Begin Records

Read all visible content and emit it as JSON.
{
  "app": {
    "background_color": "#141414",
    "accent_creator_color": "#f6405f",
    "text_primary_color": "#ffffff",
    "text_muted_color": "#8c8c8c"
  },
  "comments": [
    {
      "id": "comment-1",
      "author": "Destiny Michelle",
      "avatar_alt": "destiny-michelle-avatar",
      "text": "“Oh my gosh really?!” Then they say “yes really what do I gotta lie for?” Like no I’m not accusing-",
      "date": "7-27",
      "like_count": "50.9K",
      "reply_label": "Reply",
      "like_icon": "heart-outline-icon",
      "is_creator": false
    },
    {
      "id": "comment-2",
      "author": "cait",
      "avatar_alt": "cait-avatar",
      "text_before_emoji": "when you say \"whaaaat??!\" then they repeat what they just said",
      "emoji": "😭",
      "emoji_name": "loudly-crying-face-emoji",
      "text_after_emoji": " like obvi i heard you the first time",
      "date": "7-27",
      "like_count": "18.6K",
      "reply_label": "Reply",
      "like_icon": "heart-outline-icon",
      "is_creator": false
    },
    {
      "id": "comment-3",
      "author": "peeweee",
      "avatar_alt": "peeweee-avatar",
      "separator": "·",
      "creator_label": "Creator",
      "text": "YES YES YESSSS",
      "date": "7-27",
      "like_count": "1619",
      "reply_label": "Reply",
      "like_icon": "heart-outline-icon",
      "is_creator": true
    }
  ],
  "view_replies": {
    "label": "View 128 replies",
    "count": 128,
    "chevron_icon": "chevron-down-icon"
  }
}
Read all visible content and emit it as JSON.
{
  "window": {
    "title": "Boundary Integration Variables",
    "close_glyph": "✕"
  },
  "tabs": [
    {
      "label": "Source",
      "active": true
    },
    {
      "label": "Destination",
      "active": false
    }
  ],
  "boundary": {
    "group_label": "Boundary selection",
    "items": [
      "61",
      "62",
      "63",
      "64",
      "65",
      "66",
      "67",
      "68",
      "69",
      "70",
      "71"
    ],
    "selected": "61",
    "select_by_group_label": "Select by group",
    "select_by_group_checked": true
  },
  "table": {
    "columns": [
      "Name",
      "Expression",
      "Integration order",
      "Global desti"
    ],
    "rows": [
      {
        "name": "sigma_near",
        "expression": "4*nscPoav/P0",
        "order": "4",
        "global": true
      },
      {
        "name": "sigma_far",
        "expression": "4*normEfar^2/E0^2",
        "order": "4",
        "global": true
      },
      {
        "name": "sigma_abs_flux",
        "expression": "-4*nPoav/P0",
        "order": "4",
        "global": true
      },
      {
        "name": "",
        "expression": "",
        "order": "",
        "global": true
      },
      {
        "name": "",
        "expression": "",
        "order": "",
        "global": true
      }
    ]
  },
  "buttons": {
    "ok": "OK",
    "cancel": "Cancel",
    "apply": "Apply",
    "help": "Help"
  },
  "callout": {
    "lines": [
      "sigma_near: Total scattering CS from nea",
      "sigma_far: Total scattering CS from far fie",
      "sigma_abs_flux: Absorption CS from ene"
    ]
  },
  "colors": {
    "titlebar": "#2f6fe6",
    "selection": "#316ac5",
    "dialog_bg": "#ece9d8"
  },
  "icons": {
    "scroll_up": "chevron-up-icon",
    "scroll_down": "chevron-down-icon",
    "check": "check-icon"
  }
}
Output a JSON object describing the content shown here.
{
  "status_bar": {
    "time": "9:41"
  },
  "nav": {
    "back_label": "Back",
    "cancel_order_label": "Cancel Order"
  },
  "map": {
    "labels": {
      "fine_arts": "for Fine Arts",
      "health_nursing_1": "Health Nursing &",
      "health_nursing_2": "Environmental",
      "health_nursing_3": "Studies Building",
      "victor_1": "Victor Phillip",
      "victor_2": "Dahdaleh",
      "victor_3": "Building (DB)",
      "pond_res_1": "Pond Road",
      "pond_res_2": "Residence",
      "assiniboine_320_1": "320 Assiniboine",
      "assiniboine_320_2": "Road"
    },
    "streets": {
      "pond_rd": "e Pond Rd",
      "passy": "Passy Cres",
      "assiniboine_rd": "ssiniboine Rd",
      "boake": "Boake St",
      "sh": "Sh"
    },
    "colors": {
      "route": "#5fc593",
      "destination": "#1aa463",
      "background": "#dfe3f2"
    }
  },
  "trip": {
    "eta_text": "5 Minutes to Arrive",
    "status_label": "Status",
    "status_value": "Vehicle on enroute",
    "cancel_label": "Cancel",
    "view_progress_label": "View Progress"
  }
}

End Records

• _Exercise directions_:
List each line in the listing that contains the string "Total".

• _Completed task_:
      "sigma_near: Total scattering CS from nea",
      "sigma_far: Total scattering CS from far fie",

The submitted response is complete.